» **TASK DETAILS**
Return every line below as is, leaving out the pictures.
______
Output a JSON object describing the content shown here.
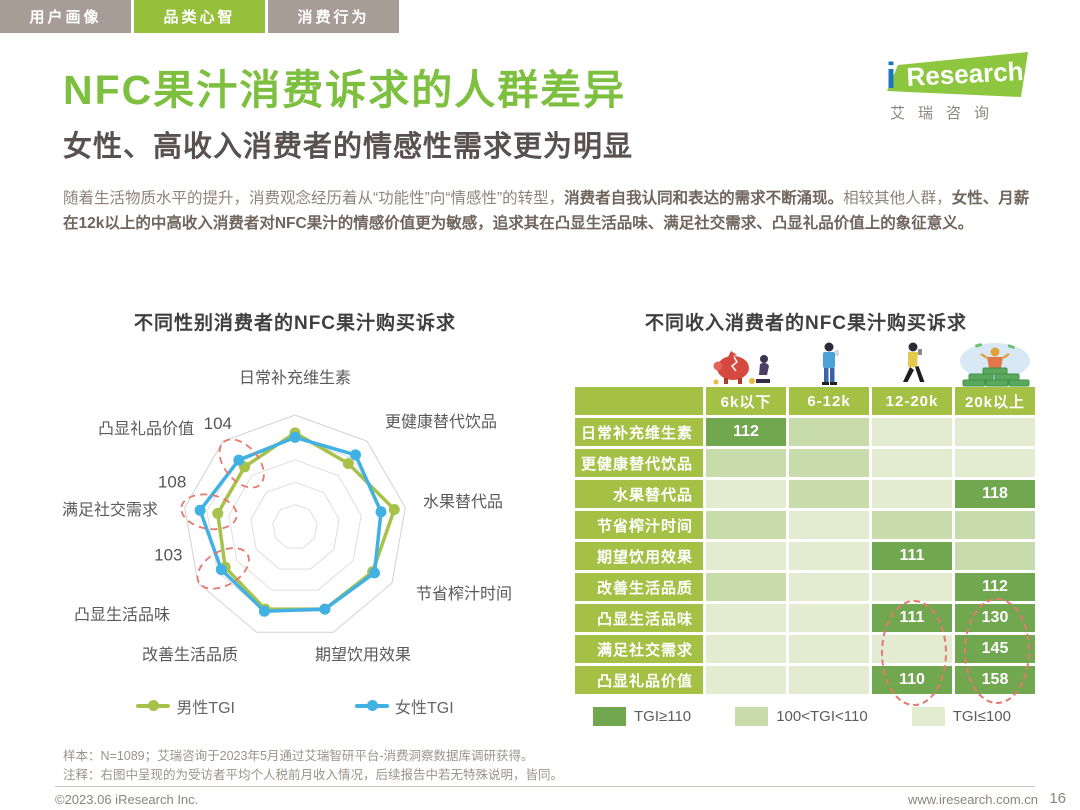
{
  "tabs": [
    {
      "label": "用户画像",
      "active": false
    },
    {
      "label": "品类心智",
      "active": true
    },
    {
      "label": "消费行为",
      "active": false
    }
  ],
  "logo": {
    "i": "i",
    "name_en": "Research",
    "name_cn": "艾瑞咨询"
  },
  "header": {
    "title": "NFC果汁消费诉求的人群差异",
    "subtitle": "女性、高收入消费者的情感性需求更为明显"
  },
  "intro": {
    "seg1": "随着生活物质水平的提升，消费观念经历着从“功能性”向“情感性”的转型，",
    "seg2": "消费者自我认同和表达的需求不断涌现。",
    "seg3": "相较其他人群，",
    "seg4": "女性、月薪在12k以上的中高收入消费者对NFC果汁的情感价值更为敏感，追求其在凸显生活品味、满足社交需求、凸显礼品价值上的象征意义。"
  },
  "chart_data": [
    {
      "type": "radar",
      "title": "不同性别消费者的NFC果汁购买诉求",
      "categories": [
        "日常补充维生素",
        "更健康替代饮品",
        "水果替代品",
        "节省榨汁时间",
        "期望饮用效果",
        "改善生活品质",
        "凸显生活品味",
        "满足社交需求",
        "凸显礼品价值"
      ],
      "series": [
        {
          "name": "男性TGI",
          "color": "#a6c24b",
          "values": [
            107,
            102,
            110,
            105,
            104,
            104,
            101,
            100,
            100
          ]
        },
        {
          "name": "女性TGI",
          "color": "#41b0e3",
          "values": [
            105,
            107,
            104,
            106,
            104,
            105,
            103,
            108,
            104
          ]
        }
      ],
      "axis_range": {
        "min": 65,
        "max": 115,
        "rings": 5
      },
      "annotations": [
        {
          "axis": "凸显礼品价值",
          "series": "女性TGI",
          "value": 104
        },
        {
          "axis": "满足社交需求",
          "series": "女性TGI",
          "value": 108
        },
        {
          "axis": "凸显生活品味",
          "series": "女性TGI",
          "value": 103
        }
      ],
      "legend_position": "bottom"
    },
    {
      "type": "heatmap",
      "title": "不同收入消费者的NFC果汁购买诉求",
      "columns": [
        "6k以下",
        "6-12k",
        "12-20k",
        "20k以上"
      ],
      "column_icons": [
        "broken-piggy-bank",
        "standing-person-phone",
        "walking-person-phone",
        "person-on-money-pile"
      ],
      "rows": [
        {
          "label": "日常补充维生素",
          "cells": [
            {
              "level": "high",
              "value": 112
            },
            {
              "level": "mid"
            },
            {
              "level": "low"
            },
            {
              "level": "low"
            }
          ]
        },
        {
          "label": "更健康替代饮品",
          "cells": [
            {
              "level": "mid"
            },
            {
              "level": "mid"
            },
            {
              "level": "low"
            },
            {
              "level": "low"
            }
          ]
        },
        {
          "label": "水果替代品",
          "cells": [
            {
              "level": "low"
            },
            {
              "level": "mid"
            },
            {
              "level": "low"
            },
            {
              "level": "high",
              "value": 118
            }
          ]
        },
        {
          "label": "节省榨汁时间",
          "cells": [
            {
              "level": "mid"
            },
            {
              "level": "low"
            },
            {
              "level": "mid"
            },
            {
              "level": "mid"
            }
          ]
        },
        {
          "label": "期望饮用效果",
          "cells": [
            {
              "level": "low"
            },
            {
              "level": "low"
            },
            {
              "level": "high",
              "value": 111
            },
            {
              "level": "mid"
            }
          ]
        },
        {
          "label": "改善生活品质",
          "cells": [
            {
              "level": "mid"
            },
            {
              "level": "low"
            },
            {
              "level": "low"
            },
            {
              "level": "high",
              "value": 112
            }
          ]
        },
        {
          "label": "凸显生活品味",
          "cells": [
            {
              "level": "low"
            },
            {
              "level": "low"
            },
            {
              "level": "high",
              "value": 111
            },
            {
              "level": "high",
              "value": 130
            }
          ]
        },
        {
          "label": "满足社交需求",
          "cells": [
            {
              "level": "low"
            },
            {
              "level": "low"
            },
            {
              "level": "low"
            },
            {
              "level": "high",
              "value": 145
            }
          ]
        },
        {
          "label": "凸显礼品价值",
          "cells": [
            {
              "level": "low"
            },
            {
              "level": "low"
            },
            {
              "level": "high",
              "value": 110
            },
            {
              "level": "high",
              "value": 158
            }
          ]
        }
      ],
      "levels": {
        "high": {
          "label": "TGI≥110",
          "color": "#71a74e"
        },
        "mid": {
          "label": "100<TGI<110",
          "color": "#c7dcaa"
        },
        "low": {
          "label": "TGI≤100",
          "color": "#e3ebd1"
        }
      },
      "legend": [
        {
          "label": "TGI≥110",
          "color": "#71a74e"
        },
        {
          "label": "100<TGI<110",
          "color": "#c7dcaa"
        },
        {
          "label": "TGI≤100",
          "color": "#e3ebd1"
        }
      ],
      "highlighted_columns": [
        "12-20k",
        "20k以上"
      ]
    }
  ],
  "footer": {
    "sample": "样本：N=1089；艾瑞咨询于2023年5月通过艾瑞智研平台-消费洞察数据库调研获得。",
    "note": "注释：右图中呈现的为受访者平均个人税前月收入情况，后续报告中若无特殊说明，皆同。",
    "copyright": "©2023.06 iResearch Inc.",
    "site": "www.iresearch.com.cn",
    "page": "16"
  },
  "colors": {
    "accent_green": "#7dbf3e",
    "tab_inactive": "#a79d96",
    "tab_active": "#96c03c",
    "table_header": "#a4c045",
    "cell_high": "#71a74e",
    "cell_mid": "#c7dcaa",
    "cell_low": "#e3ebd1",
    "male_line": "#a6c24b",
    "female_line": "#41b0e3",
    "highlight_dash": "#e4796f"
  }
}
______
» **WRITTEN ANSWER**
Output a JSON object describing the content shown here.
{
  "tabs": [
    {
      "label": "用户画像",
      "active": false
    },
    {
      "label": "品类心智",
      "active": true
    },
    {
      "label": "消费行为",
      "active": false
    }
  ],
  "logo": {
    "i": "i",
    "name_en": "Research",
    "name_cn": "艾瑞咨询"
  },
  "header": {
    "title": "NFC果汁消费诉求的人群差异",
    "subtitle": "女性、高收入消费者的情感性需求更为明显"
  },
  "intro": {
    "seg1": "随着生活物质水平的提升，消费观念经历着从“功能性”向“情感性”的转型，",
    "seg2": "消费者自我认同和表达的需求不断涌现。",
    "seg3": "相较其他人群，",
    "seg4": "女性、月薪在12k以上的中高收入消费者对NFC果汁的情感价值更为敏感，追求其在凸显生活品味、满足社交需求、凸显礼品价值上的象征意义。"
  },
  "chart_data": [
    {
      "type": "radar",
      "title": "不同性别消费者的NFC果汁购买诉求",
      "categories": [
        "日常补充维生素",
        "更健康替代饮品",
        "水果替代品",
        "节省榨汁时间",
        "期望饮用效果",
        "改善生活品质",
        "凸显生活品味",
        "满足社交需求",
        "凸显礼品价值"
      ],
      "series": [
        {
          "name": "男性TGI",
          "color": "#a6c24b",
          "values": [
            107,
            102,
            110,
            105,
            104,
            104,
            101,
            100,
            100
          ]
        },
        {
          "name": "女性TGI",
          "color": "#41b0e3",
          "values": [
            105,
            107,
            104,
            106,
            104,
            105,
            103,
            108,
            104
          ]
        }
      ],
      "axis_range": {
        "min": 65,
        "max": 115,
        "rings": 5
      },
      "annotations": [
        {
          "axis": "凸显礼品价值",
          "series": "女性TGI",
          "value": 104
        },
        {
          "axis": "满足社交需求",
          "series": "女性TGI",
          "value": 108
        },
        {
          "axis": "凸显生活品味",
          "series": "女性TGI",
          "value": 103
        }
      ],
      "legend_position": "bottom"
    },
    {
      "type": "heatmap",
      "title": "不同收入消费者的NFC果汁购买诉求",
      "columns": [
        "6k以下",
        "6-12k",
        "12-20k",
        "20k以上"
      ],
      "column_icons": [
        "broken-piggy-bank",
        "standing-person-phone",
        "walking-person-phone",
        "person-on-money-pile"
      ],
      "rows": [
        {
          "label": "日常补充维生素",
          "cells": [
            {
              "level": "high",
              "value": 112
            },
            {
              "level": "mid"
            },
            {
              "level": "low"
            },
            {
              "level": "low"
            }
          ]
        },
        {
          "label": "更健康替代饮品",
          "cells": [
            {
              "level": "mid"
            },
            {
              "level": "mid"
            },
            {
              "level": "low"
            },
            {
              "level": "low"
            }
          ]
        },
        {
          "label": "水果替代品",
          "cells": [
            {
              "level": "low"
            },
            {
              "level": "mid"
            },
            {
              "level": "low"
            },
            {
              "level": "high",
              "value": 118
            }
          ]
        },
        {
          "label": "节省榨汁时间",
          "cells": [
            {
              "level": "mid"
            },
            {
              "level": "low"
            },
            {
              "level": "mid"
            },
            {
              "level": "mid"
            }
          ]
        },
        {
          "label": "期望饮用效果",
          "cells": [
            {
              "level": "low"
            },
            {
              "level": "low"
            },
            {
              "level": "high",
              "value": 111
            },
            {
              "level": "mid"
            }
          ]
        },
        {
          "label": "改善生活品质",
          "cells": [
            {
              "level": "mid"
            },
            {
              "level": "low"
            },
            {
              "level": "low"
            },
            {
              "level": "high",
              "value": 112
            }
          ]
        },
        {
          "label": "凸显生活品味",
          "cells": [
            {
              "level": "low"
            },
            {
              "level": "low"
            },
            {
              "level": "high",
              "value": 111
            },
            {
              "level": "high",
              "value": 130
            }
          ]
        },
        {
          "label": "满足社交需求",
          "cells": [
            {
              "level": "low"
            },
            {
              "level": "low"
            },
            {
              "level": "low"
            },
            {
              "level": "high",
              "value": 145
            }
          ]
        },
        {
          "label": "凸显礼品价值",
          "cells": [
            {
              "level": "low"
            },
            {
              "level": "low"
            },
            {
              "level": "high",
              "value": 110
            },
            {
              "level": "high",
              "value": 158
            }
          ]
        }
      ],
      "levels": {
        "high": {
          "label": "TGI≥110",
          "color": "#71a74e"
        },
        "mid": {
          "label": "100<TGI<110",
          "color": "#c7dcaa"
        },
        "low": {
          "label": "TGI≤100",
          "color": "#e3ebd1"
        }
      },
      "legend": [
        {
          "label": "TGI≥110",
          "color": "#71a74e"
        },
        {
          "label": "100<TGI<110",
          "color": "#c7dcaa"
        },
        {
          "label": "TGI≤100",
          "color": "#e3ebd1"
        }
      ],
      "highlighted_columns": [
        "12-20k",
        "20k以上"
      ]
    }
  ],
  "footer": {
    "sample": "样本：N=1089；艾瑞咨询于2023年5月通过艾瑞智研平台-消费洞察数据库调研获得。",
    "note": "注释：右图中呈现的为受访者平均个人税前月收入情况，后续报告中若无特殊说明，皆同。",
    "copyright": "©2023.06 iResearch Inc.",
    "site": "www.iresearch.com.cn",
    "page": "16"
  },
  "colors": {
    "accent_green": "#7dbf3e",
    "tab_inactive": "#a79d96",
    "tab_active": "#96c03c",
    "table_header": "#a4c045",
    "cell_high": "#71a74e",
    "cell_mid": "#c7dcaa",
    "cell_low": "#e3ebd1",
    "male_line": "#a6c24b",
    "female_line": "#41b0e3",
    "highlight_dash": "#e4796f"
  }
}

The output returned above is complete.